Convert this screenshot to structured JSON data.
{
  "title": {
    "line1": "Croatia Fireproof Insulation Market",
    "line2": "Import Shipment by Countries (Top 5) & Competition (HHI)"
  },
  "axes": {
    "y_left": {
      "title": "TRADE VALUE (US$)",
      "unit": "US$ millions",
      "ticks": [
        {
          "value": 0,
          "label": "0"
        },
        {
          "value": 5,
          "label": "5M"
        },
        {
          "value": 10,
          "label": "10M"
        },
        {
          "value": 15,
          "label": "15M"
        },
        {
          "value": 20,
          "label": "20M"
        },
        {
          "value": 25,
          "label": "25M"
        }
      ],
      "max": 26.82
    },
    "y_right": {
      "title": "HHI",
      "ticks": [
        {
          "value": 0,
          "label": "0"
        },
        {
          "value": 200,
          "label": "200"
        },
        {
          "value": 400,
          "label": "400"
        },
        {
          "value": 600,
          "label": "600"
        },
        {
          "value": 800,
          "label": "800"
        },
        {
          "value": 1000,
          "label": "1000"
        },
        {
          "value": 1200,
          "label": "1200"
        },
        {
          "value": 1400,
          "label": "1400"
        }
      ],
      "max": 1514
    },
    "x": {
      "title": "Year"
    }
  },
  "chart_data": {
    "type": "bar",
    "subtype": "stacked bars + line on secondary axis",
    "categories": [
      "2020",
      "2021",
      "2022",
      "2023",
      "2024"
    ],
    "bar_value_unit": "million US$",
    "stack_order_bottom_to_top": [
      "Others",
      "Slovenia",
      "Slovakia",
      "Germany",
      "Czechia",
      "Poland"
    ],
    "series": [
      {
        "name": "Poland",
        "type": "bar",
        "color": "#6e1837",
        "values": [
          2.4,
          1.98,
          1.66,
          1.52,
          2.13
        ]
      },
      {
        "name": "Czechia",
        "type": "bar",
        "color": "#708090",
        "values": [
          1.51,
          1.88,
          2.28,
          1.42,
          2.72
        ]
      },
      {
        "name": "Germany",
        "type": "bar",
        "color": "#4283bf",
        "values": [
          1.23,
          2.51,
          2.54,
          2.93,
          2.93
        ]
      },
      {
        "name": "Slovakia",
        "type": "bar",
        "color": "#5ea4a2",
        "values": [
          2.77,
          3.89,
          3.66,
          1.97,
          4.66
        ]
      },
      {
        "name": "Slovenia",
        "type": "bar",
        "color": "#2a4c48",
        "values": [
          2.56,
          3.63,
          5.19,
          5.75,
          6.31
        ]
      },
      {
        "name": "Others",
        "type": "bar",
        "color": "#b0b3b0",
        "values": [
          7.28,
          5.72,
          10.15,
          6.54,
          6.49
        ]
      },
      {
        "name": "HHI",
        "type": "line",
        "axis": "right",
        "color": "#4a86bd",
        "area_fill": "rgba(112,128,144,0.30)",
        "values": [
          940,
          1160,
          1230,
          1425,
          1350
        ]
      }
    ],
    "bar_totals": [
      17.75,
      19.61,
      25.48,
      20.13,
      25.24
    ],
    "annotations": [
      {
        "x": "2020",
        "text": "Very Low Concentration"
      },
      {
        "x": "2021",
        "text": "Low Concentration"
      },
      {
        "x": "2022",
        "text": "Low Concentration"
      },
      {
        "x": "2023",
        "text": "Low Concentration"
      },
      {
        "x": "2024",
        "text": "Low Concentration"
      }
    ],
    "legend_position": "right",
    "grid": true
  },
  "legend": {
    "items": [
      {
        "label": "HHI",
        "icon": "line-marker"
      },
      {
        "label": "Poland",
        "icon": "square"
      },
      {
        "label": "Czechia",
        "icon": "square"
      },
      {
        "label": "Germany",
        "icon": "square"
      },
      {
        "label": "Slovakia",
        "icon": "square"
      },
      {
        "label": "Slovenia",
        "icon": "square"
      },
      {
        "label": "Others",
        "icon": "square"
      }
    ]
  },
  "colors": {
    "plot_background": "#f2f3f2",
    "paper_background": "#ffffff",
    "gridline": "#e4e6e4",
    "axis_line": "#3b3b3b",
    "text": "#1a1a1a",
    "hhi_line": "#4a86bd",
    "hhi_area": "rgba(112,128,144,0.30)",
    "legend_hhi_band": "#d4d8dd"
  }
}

•••••

▶ _Written exercise_
Find how many lines in the listing hold "Slovakia", and reply with that number only.

▶ _Full answer_
3